### TO BE DONE:
The data below should be printed in full, exactly, and without any of its images.

### DATA FOR PROCESSING:
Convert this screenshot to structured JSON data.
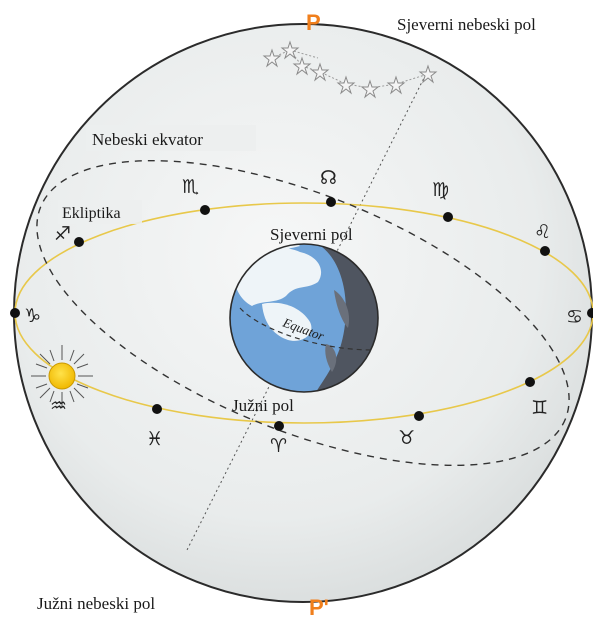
{
  "labels": {
    "north_celestial_pole": "Sjeverni nebeski pol",
    "south_celestial_pole": "Južni nebeski pol",
    "celestial_equator": "Nebeski ekvator",
    "ecliptic": "Ekliptika",
    "north_pole": "Sjeverni pol",
    "south_pole": "Južni pol",
    "equator": "Equator",
    "pole_top": "P",
    "pole_bottom": "P'"
  },
  "zodiac": {
    "scorpio": "♏",
    "leo_node": "☊",
    "virgo": "♍",
    "leo": "♌",
    "cancer": "♋",
    "gemini": "♊",
    "taurus": "♉",
    "aries": "♈",
    "pisces": "♓",
    "aquarius": "♒",
    "capricorn": "♑",
    "sagittarius": "♐"
  },
  "colors": {
    "sphere_fill": "#eceeee",
    "sphere_edge": "#2b2b2b",
    "ecliptic_line": "#e8c84a",
    "pole_label": "#f07f1c",
    "earth_ocean": "#6fa3d8",
    "earth_night": "#4f5560",
    "sun": "#f5c300"
  }
}
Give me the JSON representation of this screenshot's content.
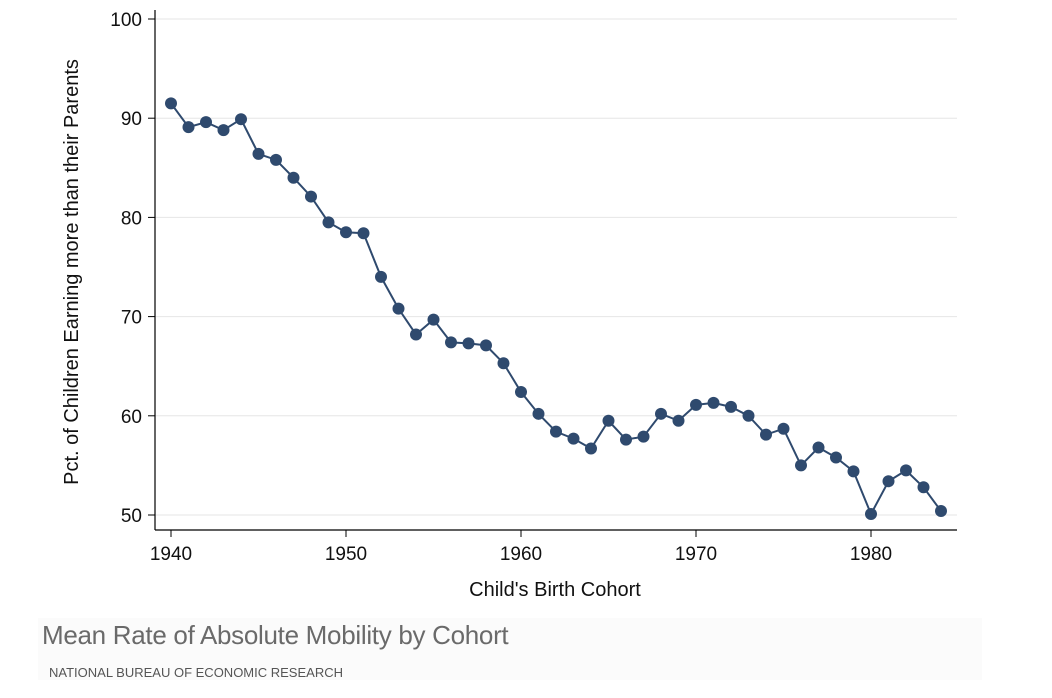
{
  "chart_data": {
    "type": "line",
    "title": "",
    "xlabel": "Child's Birth Cohort",
    "ylabel": "Pct. of Children Earning more than their Parents",
    "xlim": [
      1939,
      1985
    ],
    "ylim": [
      49,
      101
    ],
    "xticks": [
      1940,
      1950,
      1960,
      1970,
      1980
    ],
    "yticks": [
      50,
      60,
      70,
      80,
      90,
      100
    ],
    "grid": true,
    "series": [
      {
        "name": "Absolute mobility",
        "color": "#2f4a6e",
        "x": [
          1940,
          1941,
          1942,
          1943,
          1944,
          1945,
          1946,
          1947,
          1948,
          1949,
          1950,
          1951,
          1952,
          1953,
          1954,
          1955,
          1956,
          1957,
          1958,
          1959,
          1960,
          1961,
          1962,
          1963,
          1964,
          1965,
          1966,
          1967,
          1968,
          1969,
          1970,
          1971,
          1972,
          1973,
          1974,
          1975,
          1976,
          1977,
          1978,
          1979,
          1980,
          1981,
          1982,
          1983,
          1984
        ],
        "values": [
          91.5,
          89.1,
          89.6,
          88.8,
          89.9,
          86.4,
          85.8,
          84.0,
          82.1,
          79.5,
          78.5,
          78.4,
          74.0,
          70.8,
          68.2,
          69.7,
          67.4,
          67.3,
          67.1,
          65.3,
          62.4,
          60.2,
          58.4,
          57.7,
          56.7,
          59.5,
          57.6,
          57.9,
          60.2,
          59.5,
          61.1,
          61.3,
          60.9,
          60.0,
          58.1,
          58.7,
          55.0,
          56.8,
          55.8,
          54.4,
          50.1,
          53.4,
          54.5,
          52.8,
          50.4
        ]
      }
    ]
  },
  "caption": {
    "title": "Mean Rate of Absolute Mobility by Cohort",
    "source": "NATIONAL BUREAU OF ECONOMIC RESEARCH"
  }
}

### WORKED SOLUTION:
Convert this screenshot to structured JSON data.
{
  "labels": {
    "north_celestial_pole": "Sjeverni nebeski pol",
    "south_celestial_pole": "Južni nebeski pol",
    "celestial_equator": "Nebeski ekvator",
    "ecliptic": "Ekliptika",
    "north_pole": "Sjeverni pol",
    "south_pole": "Južni pol",
    "equator": "Equator",
    "pole_top": "P",
    "pole_bottom": "P'"
  },
  "zodiac": {
    "scorpio": "♏",
    "leo_node": "☊",
    "virgo": "♍",
    "leo": "♌",
    "cancer": "♋",
    "gemini": "♊",
    "taurus": "♉",
    "aries": "♈",
    "pisces": "♓",
    "aquarius": "♒",
    "capricorn": "♑",
    "sagittarius": "♐"
  },
  "colors": {
    "sphere_fill": "#eceeee",
    "sphere_edge": "#2b2b2b",
    "ecliptic_line": "#e8c84a",
    "pole_label": "#f07f1c",
    "earth_ocean": "#6fa3d8",
    "earth_night": "#4f5560",
    "sun": "#f5c300"
  }
}
Give me the JSON representation of this screenshot's content.
{
  "chart_data": {
    "type": "line",
    "title": "",
    "xlabel": "Child's Birth Cohort",
    "ylabel": "Pct. of Children Earning more than their Parents",
    "xlim": [
      1939,
      1985
    ],
    "ylim": [
      49,
      101
    ],
    "xticks": [
      1940,
      1950,
      1960,
      1970,
      1980
    ],
    "yticks": [
      50,
      60,
      70,
      80,
      90,
      100
    ],
    "grid": true,
    "series": [
      {
        "name": "Absolute mobility",
        "color": "#2f4a6e",
        "x": [
          1940,
          1941,
          1942,
          1943,
          1944,
          1945,
          1946,
          1947,
          1948,
          1949,
          1950,
          1951,
          1952,
          1953,
          1954,
          1955,
          1956,
          1957,
          1958,
          1959,
          1960,
          1961,
          1962,
          1963,
          1964,
          1965,
          1966,
          1967,
          1968,
          1969,
          1970,
          1971,
          1972,
          1973,
          1974,
          1975,
          1976,
          1977,
          1978,
          1979,
          1980,
          1981,
          1982,
          1983,
          1984
        ],
        "values": [
          91.5,
          89.1,
          89.6,
          88.8,
          89.9,
          86.4,
          85.8,
          84.0,
          82.1,
          79.5,
          78.5,
          78.4,
          74.0,
          70.8,
          68.2,
          69.7,
          67.4,
          67.3,
          67.1,
          65.3,
          62.4,
          60.2,
          58.4,
          57.7,
          56.7,
          59.5,
          57.6,
          57.9,
          60.2,
          59.5,
          61.1,
          61.3,
          60.9,
          60.0,
          58.1,
          58.7,
          55.0,
          56.8,
          55.8,
          54.4,
          50.1,
          53.4,
          54.5,
          52.8,
          50.4
        ]
      }
    ]
  },
  "caption": {
    "title": "Mean Rate of Absolute Mobility by Cohort",
    "source": "NATIONAL BUREAU OF ECONOMIC RESEARCH"
  }
}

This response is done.